Directive -
Restate the full set of records exactly, without adding or dropping a word.

Entries taken from a collection -
>> START
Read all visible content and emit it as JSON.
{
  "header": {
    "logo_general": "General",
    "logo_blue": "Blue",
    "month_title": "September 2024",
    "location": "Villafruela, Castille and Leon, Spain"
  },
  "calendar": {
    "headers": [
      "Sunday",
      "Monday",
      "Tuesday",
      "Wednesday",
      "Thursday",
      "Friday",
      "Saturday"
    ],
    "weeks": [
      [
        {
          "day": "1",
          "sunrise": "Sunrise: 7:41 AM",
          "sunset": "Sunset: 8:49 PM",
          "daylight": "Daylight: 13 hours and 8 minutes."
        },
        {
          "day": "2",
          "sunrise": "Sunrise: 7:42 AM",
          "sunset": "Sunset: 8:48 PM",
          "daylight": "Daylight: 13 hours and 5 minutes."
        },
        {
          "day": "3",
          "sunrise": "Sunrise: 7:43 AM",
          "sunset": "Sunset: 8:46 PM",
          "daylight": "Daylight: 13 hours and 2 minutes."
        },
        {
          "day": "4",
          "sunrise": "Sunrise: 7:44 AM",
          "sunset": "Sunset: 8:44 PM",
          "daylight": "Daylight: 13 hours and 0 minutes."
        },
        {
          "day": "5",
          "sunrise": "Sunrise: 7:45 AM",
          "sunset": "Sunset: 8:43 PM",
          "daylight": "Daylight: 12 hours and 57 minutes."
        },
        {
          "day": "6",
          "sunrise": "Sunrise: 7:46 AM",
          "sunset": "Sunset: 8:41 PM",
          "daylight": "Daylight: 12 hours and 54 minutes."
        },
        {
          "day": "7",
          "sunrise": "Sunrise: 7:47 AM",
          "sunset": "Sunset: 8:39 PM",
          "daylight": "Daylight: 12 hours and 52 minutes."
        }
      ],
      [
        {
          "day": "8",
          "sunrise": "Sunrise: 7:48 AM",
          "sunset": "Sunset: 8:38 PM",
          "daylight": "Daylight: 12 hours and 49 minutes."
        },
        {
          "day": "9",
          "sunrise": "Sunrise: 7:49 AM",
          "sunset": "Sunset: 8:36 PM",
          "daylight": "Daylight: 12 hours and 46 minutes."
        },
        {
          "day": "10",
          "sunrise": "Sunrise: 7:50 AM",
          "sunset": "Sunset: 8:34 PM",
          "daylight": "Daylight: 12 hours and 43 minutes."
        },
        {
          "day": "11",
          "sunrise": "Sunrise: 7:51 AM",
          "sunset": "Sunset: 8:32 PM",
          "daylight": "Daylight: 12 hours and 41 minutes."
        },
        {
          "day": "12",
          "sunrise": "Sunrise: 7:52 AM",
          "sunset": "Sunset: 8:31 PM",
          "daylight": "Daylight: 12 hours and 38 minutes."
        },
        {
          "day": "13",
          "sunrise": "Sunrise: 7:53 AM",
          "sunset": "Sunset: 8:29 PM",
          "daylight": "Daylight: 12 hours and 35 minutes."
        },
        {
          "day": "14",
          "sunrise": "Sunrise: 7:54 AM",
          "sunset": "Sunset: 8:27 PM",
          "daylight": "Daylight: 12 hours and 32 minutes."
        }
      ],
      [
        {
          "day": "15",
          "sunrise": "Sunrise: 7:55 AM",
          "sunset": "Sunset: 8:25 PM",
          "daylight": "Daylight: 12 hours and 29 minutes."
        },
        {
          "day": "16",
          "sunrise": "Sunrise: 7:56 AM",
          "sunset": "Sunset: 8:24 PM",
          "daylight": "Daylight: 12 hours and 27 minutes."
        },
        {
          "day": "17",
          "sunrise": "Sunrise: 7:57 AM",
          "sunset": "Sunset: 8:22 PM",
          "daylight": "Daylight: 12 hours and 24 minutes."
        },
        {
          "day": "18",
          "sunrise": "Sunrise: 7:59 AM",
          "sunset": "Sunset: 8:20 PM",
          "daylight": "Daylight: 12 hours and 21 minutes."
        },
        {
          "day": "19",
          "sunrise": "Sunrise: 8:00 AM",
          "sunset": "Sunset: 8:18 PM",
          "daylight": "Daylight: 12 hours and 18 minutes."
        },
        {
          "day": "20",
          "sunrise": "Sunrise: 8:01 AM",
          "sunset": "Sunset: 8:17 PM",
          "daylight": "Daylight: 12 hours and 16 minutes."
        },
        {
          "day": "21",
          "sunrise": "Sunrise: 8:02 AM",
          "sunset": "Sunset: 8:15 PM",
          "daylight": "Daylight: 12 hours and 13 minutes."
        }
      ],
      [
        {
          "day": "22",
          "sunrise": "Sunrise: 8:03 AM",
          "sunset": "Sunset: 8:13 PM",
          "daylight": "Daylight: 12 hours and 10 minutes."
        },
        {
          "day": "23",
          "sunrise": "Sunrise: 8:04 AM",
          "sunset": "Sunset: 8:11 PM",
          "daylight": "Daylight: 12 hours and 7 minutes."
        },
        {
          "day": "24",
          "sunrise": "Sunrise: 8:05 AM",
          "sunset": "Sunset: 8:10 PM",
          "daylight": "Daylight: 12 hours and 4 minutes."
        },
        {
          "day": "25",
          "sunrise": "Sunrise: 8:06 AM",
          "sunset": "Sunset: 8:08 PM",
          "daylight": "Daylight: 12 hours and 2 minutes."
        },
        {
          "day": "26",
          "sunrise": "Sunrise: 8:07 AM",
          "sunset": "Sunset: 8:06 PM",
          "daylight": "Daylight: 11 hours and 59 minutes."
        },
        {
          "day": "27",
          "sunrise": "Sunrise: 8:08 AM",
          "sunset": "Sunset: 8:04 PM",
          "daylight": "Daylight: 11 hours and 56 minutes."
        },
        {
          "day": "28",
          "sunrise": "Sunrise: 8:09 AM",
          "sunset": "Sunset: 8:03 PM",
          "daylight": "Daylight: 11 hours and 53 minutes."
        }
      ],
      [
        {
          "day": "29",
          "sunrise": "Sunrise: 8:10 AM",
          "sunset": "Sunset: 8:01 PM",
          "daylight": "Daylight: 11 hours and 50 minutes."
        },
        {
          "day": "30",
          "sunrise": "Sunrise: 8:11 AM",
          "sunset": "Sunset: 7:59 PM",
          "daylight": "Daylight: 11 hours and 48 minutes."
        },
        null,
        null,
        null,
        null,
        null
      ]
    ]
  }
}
>> END
Solution to this task -
Read all visible content and emit it as JSON.
{
  "header": {
    "logo_general": "General",
    "logo_blue": "Blue",
    "month_title": "September 2024",
    "location": "Villafruela, Castille and Leon, Spain"
  },
  "calendar": {
    "headers": [
      "Sunday",
      "Monday",
      "Tuesday",
      "Wednesday",
      "Thursday",
      "Friday",
      "Saturday"
    ],
    "weeks": [
      [
        {
          "day": "1",
          "sunrise": "Sunrise: 7:41 AM",
          "sunset": "Sunset: 8:49 PM",
          "daylight": "Daylight: 13 hours and 8 minutes."
        },
        {
          "day": "2",
          "sunrise": "Sunrise: 7:42 AM",
          "sunset": "Sunset: 8:48 PM",
          "daylight": "Daylight: 13 hours and 5 minutes."
        },
        {
          "day": "3",
          "sunrise": "Sunrise: 7:43 AM",
          "sunset": "Sunset: 8:46 PM",
          "daylight": "Daylight: 13 hours and 2 minutes."
        },
        {
          "day": "4",
          "sunrise": "Sunrise: 7:44 AM",
          "sunset": "Sunset: 8:44 PM",
          "daylight": "Daylight: 13 hours and 0 minutes."
        },
        {
          "day": "5",
          "sunrise": "Sunrise: 7:45 AM",
          "sunset": "Sunset: 8:43 PM",
          "daylight": "Daylight: 12 hours and 57 minutes."
        },
        {
          "day": "6",
          "sunrise": "Sunrise: 7:46 AM",
          "sunset": "Sunset: 8:41 PM",
          "daylight": "Daylight: 12 hours and 54 minutes."
        },
        {
          "day": "7",
          "sunrise": "Sunrise: 7:47 AM",
          "sunset": "Sunset: 8:39 PM",
          "daylight": "Daylight: 12 hours and 52 minutes."
        }
      ],
      [
        {
          "day": "8",
          "sunrise": "Sunrise: 7:48 AM",
          "sunset": "Sunset: 8:38 PM",
          "daylight": "Daylight: 12 hours and 49 minutes."
        },
        {
          "day": "9",
          "sunrise": "Sunrise: 7:49 AM",
          "sunset": "Sunset: 8:36 PM",
          "daylight": "Daylight: 12 hours and 46 minutes."
        },
        {
          "day": "10",
          "sunrise": "Sunrise: 7:50 AM",
          "sunset": "Sunset: 8:34 PM",
          "daylight": "Daylight: 12 hours and 43 minutes."
        },
        {
          "day": "11",
          "sunrise": "Sunrise: 7:51 AM",
          "sunset": "Sunset: 8:32 PM",
          "daylight": "Daylight: 12 hours and 41 minutes."
        },
        {
          "day": "12",
          "sunrise": "Sunrise: 7:52 AM",
          "sunset": "Sunset: 8:31 PM",
          "daylight": "Daylight: 12 hours and 38 minutes."
        },
        {
          "day": "13",
          "sunrise": "Sunrise: 7:53 AM",
          "sunset": "Sunset: 8:29 PM",
          "daylight": "Daylight: 12 hours and 35 minutes."
        },
        {
          "day": "14",
          "sunrise": "Sunrise: 7:54 AM",
          "sunset": "Sunset: 8:27 PM",
          "daylight": "Daylight: 12 hours and 32 minutes."
        }
      ],
      [
        {
          "day": "15",
          "sunrise": "Sunrise: 7:55 AM",
          "sunset": "Sunset: 8:25 PM",
          "daylight": "Daylight: 12 hours and 29 minutes."
        },
        {
          "day": "16",
          "sunrise": "Sunrise: 7:56 AM",
          "sunset": "Sunset: 8:24 PM",
          "daylight": "Daylight: 12 hours and 27 minutes."
        },
        {
          "day": "17",
          "sunrise": "Sunrise: 7:57 AM",
          "sunset": "Sunset: 8:22 PM",
          "daylight": "Daylight: 12 hours and 24 minutes."
        },
        {
          "day": "18",
          "sunrise": "Sunrise: 7:59 AM",
          "sunset": "Sunset: 8:20 PM",
          "daylight": "Daylight: 12 hours and 21 minutes."
        },
        {
          "day": "19",
          "sunrise": "Sunrise: 8:00 AM",
          "sunset": "Sunset: 8:18 PM",
          "daylight": "Daylight: 12 hours and 18 minutes."
        },
        {
          "day": "20",
          "sunrise": "Sunrise: 8:01 AM",
          "sunset": "Sunset: 8:17 PM",
          "daylight": "Daylight: 12 hours and 16 minutes."
        },
        {
          "day": "21",
          "sunrise": "Sunrise: 8:02 AM",
          "sunset": "Sunset: 8:15 PM",
          "daylight": "Daylight: 12 hours and 13 minutes."
        }
      ],
      [
        {
          "day": "22",
          "sunrise": "Sunrise: 8:03 AM",
          "sunset": "Sunset: 8:13 PM",
          "daylight": "Daylight: 12 hours and 10 minutes."
        },
        {
          "day": "23",
          "sunrise": "Sunrise: 8:04 AM",
          "sunset": "Sunset: 8:11 PM",
          "daylight": "Daylight: 12 hours and 7 minutes."
        },
        {
          "day": "24",
          "sunrise": "Sunrise: 8:05 AM",
          "sunset": "Sunset: 8:10 PM",
          "daylight": "Daylight: 12 hours and 4 minutes."
        },
        {
          "day": "25",
          "sunrise": "Sunrise: 8:06 AM",
          "sunset": "Sunset: 8:08 PM",
          "daylight": "Daylight: 12 hours and 2 minutes."
        },
        {
          "day": "26",
          "sunrise": "Sunrise: 8:07 AM",
          "sunset": "Sunset: 8:06 PM",
          "daylight": "Daylight: 11 hours and 59 minutes."
        },
        {
          "day": "27",
          "sunrise": "Sunrise: 8:08 AM",
          "sunset": "Sunset: 8:04 PM",
          "daylight": "Daylight: 11 hours and 56 minutes."
        },
        {
          "day": "28",
          "sunrise": "Sunrise: 8:09 AM",
          "sunset": "Sunset: 8:03 PM",
          "daylight": "Daylight: 11 hours and 53 minutes."
        }
      ],
      [
        {
          "day": "29",
          "sunrise": "Sunrise: 8:10 AM",
          "sunset": "Sunset: 8:01 PM",
          "daylight": "Daylight: 11 hours and 50 minutes."
        },
        {
          "day": "30",
          "sunrise": "Sunrise: 8:11 AM",
          "sunset": "Sunset: 7:59 PM",
          "daylight": "Daylight: 11 hours and 48 minutes."
        },
        null,
        null,
        null,
        null,
        null
      ]
    ]
  }
}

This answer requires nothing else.